* [EXERCISE AIM] Scan the listing that follows and report how many lines contain "Полигон". Write the number alone.

Stored items
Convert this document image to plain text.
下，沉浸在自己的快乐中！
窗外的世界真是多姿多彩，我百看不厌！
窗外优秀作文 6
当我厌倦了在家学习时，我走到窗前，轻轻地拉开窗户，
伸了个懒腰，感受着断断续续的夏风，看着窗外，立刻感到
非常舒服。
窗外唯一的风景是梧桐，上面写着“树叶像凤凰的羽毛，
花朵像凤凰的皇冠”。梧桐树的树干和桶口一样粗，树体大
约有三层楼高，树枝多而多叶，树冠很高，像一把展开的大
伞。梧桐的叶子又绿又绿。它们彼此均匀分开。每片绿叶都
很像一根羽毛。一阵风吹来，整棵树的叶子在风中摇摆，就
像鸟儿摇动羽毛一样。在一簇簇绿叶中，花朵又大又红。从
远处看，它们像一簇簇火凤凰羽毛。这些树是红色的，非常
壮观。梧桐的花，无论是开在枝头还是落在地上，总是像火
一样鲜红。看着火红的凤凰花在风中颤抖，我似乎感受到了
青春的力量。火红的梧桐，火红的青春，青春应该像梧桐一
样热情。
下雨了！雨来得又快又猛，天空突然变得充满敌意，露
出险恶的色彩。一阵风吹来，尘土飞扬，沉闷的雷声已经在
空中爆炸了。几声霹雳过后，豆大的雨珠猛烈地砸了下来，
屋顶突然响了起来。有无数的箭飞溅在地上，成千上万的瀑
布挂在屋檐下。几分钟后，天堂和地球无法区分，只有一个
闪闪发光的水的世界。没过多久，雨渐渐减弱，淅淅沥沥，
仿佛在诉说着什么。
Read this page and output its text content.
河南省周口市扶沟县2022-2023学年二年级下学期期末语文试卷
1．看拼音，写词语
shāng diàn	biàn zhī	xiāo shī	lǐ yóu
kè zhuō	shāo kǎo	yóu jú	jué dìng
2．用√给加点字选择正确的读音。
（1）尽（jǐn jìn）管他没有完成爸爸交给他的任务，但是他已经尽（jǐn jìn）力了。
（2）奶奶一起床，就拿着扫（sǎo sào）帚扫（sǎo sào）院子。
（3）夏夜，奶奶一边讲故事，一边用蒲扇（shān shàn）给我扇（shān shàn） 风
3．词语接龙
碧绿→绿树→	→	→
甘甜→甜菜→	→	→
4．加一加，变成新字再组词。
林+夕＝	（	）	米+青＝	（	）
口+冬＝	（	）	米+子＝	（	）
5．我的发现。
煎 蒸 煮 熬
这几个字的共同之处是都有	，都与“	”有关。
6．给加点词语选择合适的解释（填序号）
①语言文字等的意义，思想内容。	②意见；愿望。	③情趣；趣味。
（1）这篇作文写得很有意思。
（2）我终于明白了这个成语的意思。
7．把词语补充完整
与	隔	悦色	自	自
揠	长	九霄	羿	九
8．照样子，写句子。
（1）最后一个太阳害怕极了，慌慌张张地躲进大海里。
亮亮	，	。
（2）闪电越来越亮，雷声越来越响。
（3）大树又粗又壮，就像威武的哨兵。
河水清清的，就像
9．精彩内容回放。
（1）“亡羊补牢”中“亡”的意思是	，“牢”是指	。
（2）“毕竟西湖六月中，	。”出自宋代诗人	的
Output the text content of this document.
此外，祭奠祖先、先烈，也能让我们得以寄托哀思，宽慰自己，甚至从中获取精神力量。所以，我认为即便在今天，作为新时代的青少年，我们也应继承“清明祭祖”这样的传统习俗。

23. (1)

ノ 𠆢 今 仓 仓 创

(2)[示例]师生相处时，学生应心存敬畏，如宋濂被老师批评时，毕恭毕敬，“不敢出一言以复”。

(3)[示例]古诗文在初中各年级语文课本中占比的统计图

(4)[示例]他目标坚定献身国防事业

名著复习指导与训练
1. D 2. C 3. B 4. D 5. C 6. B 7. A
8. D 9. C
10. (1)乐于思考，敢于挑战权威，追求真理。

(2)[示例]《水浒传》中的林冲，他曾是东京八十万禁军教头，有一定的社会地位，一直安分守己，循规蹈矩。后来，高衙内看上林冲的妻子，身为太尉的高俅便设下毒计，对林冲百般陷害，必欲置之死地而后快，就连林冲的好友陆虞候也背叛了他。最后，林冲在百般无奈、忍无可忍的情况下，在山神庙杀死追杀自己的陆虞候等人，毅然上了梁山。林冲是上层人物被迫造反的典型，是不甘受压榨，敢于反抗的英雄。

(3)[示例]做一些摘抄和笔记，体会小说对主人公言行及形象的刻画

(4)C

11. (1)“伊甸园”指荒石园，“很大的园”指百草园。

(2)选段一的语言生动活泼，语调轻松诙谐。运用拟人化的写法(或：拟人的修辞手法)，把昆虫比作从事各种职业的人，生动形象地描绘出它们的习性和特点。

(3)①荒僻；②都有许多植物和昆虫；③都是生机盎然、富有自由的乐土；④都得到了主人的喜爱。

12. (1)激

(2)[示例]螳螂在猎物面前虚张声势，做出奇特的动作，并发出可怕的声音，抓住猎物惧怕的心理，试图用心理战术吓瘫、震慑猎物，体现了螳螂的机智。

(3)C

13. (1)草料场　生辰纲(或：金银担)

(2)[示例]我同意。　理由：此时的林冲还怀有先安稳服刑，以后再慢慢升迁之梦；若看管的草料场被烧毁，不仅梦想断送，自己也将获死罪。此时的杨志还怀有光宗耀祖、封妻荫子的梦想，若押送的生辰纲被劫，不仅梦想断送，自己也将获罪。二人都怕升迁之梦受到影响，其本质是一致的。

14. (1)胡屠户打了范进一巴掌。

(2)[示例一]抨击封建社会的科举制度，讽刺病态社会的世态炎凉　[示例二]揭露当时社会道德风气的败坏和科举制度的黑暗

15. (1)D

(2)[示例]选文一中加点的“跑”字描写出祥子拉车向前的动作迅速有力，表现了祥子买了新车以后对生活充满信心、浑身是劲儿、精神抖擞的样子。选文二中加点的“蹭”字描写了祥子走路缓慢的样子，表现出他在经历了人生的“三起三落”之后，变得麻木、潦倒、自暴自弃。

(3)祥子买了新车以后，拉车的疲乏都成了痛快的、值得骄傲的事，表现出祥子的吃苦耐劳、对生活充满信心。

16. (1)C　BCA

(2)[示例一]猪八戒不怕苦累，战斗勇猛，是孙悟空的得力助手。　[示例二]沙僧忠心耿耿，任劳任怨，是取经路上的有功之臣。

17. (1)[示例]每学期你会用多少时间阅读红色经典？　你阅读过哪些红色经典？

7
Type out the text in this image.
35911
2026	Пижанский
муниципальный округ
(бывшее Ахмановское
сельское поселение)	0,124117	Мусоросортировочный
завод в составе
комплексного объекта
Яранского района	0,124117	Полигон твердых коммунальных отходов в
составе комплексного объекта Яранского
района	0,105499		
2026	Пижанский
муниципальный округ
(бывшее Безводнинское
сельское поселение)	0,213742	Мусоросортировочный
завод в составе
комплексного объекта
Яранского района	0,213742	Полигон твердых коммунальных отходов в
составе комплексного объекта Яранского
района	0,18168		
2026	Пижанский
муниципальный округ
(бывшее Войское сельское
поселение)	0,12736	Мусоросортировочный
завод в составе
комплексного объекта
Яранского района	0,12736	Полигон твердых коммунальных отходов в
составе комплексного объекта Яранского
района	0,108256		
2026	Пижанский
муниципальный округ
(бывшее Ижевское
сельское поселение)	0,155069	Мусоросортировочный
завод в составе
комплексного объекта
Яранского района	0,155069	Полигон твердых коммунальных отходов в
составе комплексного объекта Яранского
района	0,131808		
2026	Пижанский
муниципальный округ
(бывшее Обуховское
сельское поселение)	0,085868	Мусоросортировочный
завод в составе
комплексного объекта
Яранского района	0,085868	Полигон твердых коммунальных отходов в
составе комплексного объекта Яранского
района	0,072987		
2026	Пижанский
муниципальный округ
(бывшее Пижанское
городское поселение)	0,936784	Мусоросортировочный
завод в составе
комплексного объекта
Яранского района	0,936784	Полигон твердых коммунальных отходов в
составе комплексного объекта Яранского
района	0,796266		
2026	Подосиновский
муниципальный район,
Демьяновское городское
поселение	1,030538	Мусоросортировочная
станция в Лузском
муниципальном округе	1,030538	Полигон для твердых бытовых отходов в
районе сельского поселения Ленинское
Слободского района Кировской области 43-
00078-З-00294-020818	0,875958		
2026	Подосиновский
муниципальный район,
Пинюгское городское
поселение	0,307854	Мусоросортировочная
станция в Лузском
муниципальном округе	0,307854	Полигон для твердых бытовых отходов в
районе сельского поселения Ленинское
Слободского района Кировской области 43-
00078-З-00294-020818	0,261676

* [THE RESULT] 8